*Aim*
Go through the entries below and count the lines holding the word "备注信息". Reply with only the number, please.

— start Dataset extract —

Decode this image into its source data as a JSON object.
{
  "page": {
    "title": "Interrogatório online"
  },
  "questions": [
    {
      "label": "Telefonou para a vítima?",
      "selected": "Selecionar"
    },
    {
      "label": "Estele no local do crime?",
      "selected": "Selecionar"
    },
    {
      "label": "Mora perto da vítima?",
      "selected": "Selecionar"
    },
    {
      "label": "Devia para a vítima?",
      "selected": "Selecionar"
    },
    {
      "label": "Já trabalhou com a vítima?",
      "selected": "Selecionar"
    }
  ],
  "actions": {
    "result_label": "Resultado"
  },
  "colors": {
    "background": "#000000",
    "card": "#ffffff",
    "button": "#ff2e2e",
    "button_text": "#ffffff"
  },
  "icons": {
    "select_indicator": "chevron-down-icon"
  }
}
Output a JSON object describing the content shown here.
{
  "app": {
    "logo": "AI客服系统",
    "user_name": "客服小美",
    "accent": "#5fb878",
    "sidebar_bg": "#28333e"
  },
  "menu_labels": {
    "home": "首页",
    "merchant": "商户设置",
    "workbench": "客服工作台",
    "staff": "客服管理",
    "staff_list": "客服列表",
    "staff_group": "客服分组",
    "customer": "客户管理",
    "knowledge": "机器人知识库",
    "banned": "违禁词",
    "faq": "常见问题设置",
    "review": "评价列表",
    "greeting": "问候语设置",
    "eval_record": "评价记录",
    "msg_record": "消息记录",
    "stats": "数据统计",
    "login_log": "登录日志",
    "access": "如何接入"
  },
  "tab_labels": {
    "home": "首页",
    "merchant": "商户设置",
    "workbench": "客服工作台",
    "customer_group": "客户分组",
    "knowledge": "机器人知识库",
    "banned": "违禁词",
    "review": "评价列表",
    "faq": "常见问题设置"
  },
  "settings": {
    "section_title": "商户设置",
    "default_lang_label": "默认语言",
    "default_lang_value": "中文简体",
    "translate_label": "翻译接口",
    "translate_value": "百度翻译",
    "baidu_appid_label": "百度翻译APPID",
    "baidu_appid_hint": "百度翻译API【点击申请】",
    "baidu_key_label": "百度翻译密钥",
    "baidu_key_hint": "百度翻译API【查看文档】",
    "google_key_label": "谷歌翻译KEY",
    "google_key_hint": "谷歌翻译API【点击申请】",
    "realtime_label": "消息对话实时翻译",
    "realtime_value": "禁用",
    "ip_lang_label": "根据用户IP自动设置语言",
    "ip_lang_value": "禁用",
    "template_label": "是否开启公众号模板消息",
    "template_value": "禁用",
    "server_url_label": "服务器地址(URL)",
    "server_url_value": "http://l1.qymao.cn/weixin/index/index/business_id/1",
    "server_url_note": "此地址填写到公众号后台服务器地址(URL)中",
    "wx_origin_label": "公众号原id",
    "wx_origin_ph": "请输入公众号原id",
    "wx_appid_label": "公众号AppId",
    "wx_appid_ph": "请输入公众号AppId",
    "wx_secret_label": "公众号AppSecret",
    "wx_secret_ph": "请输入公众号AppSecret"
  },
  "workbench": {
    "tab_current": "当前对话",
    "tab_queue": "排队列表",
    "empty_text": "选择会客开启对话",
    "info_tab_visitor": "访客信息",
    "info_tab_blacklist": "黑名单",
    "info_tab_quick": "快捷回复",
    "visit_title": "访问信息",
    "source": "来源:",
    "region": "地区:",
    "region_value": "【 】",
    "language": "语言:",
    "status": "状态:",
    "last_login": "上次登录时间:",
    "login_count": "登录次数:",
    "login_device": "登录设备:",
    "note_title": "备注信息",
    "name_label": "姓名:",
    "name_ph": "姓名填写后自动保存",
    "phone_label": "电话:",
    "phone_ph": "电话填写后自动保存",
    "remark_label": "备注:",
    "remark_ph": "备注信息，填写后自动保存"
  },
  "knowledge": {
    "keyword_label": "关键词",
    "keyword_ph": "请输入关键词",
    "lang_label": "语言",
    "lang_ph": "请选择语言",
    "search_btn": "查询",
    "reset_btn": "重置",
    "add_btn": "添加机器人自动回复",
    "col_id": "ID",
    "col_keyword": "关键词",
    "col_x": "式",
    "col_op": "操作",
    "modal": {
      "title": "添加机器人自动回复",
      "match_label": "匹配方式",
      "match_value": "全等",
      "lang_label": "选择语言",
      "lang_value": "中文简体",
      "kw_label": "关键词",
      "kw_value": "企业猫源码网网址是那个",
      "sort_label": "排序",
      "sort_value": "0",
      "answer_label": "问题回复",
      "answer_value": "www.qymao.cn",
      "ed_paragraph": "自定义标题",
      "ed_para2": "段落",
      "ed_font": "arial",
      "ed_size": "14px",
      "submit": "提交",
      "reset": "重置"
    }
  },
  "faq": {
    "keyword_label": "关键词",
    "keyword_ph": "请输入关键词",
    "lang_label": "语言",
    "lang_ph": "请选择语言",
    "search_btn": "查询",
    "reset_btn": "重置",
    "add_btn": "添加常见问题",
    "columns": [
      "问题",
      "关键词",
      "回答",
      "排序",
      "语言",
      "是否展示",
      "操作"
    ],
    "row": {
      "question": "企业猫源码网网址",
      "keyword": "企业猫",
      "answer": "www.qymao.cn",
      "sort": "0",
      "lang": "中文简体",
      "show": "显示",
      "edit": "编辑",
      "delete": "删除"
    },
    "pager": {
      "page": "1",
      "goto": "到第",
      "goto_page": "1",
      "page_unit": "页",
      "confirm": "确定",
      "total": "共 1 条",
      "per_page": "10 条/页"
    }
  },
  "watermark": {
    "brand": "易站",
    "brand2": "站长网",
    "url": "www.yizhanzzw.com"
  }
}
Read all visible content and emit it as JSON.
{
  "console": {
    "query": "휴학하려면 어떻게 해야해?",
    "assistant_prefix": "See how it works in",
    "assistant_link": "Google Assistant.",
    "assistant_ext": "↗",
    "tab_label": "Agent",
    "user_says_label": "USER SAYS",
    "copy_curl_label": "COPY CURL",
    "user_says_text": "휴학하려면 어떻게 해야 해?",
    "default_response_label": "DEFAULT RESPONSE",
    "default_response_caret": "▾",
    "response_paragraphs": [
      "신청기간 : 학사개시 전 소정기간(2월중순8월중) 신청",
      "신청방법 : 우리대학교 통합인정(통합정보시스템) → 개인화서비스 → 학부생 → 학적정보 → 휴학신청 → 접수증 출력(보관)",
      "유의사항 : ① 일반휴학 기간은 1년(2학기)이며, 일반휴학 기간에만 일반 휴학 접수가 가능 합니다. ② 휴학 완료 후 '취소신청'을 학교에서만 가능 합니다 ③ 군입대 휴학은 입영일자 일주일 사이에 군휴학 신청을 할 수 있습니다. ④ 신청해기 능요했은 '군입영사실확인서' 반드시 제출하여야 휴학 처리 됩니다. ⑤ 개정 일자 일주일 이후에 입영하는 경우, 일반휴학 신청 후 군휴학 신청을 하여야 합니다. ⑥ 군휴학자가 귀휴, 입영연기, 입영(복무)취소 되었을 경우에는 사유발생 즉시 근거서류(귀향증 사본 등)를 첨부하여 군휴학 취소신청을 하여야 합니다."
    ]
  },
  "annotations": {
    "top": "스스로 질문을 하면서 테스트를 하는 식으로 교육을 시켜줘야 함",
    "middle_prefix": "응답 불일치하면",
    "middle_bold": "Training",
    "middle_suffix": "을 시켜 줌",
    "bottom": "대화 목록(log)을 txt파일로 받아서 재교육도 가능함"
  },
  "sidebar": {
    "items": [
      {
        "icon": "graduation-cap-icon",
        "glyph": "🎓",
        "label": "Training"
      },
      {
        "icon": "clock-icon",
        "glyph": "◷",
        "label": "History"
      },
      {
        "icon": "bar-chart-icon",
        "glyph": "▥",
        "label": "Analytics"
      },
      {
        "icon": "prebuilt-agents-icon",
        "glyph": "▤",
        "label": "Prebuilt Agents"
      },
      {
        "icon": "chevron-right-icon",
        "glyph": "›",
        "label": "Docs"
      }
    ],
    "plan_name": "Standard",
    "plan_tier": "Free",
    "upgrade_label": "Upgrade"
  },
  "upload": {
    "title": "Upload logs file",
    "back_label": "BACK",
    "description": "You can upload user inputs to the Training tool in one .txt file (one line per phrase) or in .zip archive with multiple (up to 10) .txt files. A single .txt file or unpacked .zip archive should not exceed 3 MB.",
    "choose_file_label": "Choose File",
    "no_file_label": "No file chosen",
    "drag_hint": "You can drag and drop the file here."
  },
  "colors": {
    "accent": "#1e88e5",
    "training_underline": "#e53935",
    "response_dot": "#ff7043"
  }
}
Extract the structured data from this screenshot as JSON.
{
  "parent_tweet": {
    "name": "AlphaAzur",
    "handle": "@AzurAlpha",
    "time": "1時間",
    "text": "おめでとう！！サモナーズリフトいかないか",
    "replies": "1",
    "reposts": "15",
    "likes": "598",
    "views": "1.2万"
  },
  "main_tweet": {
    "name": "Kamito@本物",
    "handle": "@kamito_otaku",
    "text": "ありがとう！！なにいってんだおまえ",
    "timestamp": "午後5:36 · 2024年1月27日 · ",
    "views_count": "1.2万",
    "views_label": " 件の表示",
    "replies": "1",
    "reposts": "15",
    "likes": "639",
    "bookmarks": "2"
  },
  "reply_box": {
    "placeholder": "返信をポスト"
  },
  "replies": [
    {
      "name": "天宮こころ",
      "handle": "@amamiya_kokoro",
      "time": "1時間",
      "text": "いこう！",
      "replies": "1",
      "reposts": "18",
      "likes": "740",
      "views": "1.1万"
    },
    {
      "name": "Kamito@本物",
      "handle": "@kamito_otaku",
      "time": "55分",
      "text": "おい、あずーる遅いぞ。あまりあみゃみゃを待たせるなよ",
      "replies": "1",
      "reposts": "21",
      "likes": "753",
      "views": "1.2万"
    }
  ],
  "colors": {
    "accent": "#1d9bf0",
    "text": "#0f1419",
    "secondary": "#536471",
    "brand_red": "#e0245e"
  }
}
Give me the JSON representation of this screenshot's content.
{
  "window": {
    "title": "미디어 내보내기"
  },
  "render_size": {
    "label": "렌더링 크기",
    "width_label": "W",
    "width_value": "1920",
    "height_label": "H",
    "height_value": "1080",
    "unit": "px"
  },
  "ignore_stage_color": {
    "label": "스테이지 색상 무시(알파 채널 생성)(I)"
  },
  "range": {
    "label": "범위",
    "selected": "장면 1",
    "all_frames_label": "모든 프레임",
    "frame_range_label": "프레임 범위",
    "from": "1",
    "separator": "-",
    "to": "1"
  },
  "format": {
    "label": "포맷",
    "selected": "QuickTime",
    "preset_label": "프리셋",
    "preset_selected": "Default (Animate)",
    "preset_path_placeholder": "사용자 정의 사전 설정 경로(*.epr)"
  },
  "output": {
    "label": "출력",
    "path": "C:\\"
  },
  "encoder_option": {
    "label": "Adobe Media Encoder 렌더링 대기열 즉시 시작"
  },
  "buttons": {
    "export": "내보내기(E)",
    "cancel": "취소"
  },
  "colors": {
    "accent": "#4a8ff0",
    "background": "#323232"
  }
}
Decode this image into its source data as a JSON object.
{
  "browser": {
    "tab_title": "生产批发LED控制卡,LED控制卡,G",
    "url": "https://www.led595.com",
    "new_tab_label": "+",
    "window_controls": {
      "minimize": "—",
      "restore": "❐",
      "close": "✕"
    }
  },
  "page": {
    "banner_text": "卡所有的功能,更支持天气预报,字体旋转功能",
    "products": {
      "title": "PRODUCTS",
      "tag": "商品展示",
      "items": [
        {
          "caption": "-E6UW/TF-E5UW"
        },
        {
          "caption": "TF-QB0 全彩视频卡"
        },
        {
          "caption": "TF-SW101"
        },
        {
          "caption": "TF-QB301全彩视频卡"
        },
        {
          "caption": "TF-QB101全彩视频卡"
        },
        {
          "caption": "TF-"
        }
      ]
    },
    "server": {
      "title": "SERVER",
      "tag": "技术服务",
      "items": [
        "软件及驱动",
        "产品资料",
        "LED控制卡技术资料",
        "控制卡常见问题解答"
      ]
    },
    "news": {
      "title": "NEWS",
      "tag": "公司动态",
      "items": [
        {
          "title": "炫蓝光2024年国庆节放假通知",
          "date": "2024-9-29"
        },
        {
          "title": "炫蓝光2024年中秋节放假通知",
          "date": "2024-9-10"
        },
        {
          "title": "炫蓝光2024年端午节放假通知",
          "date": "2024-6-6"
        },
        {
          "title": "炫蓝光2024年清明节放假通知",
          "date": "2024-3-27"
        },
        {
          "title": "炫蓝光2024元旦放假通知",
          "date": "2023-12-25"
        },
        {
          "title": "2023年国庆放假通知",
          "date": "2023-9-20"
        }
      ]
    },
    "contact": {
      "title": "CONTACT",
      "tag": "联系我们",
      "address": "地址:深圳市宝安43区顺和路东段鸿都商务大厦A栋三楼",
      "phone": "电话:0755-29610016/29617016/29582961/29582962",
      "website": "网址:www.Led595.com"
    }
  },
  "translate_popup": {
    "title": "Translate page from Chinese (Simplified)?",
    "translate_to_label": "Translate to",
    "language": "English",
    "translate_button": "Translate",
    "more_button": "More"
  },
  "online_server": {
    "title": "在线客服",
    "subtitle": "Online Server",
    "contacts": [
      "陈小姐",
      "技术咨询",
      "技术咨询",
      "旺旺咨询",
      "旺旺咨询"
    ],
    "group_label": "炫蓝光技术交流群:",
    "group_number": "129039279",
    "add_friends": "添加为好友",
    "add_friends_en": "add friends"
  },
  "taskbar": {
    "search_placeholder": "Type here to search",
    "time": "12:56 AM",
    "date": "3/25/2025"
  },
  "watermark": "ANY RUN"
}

— end Dataset extract —

*Result of this exercise*
2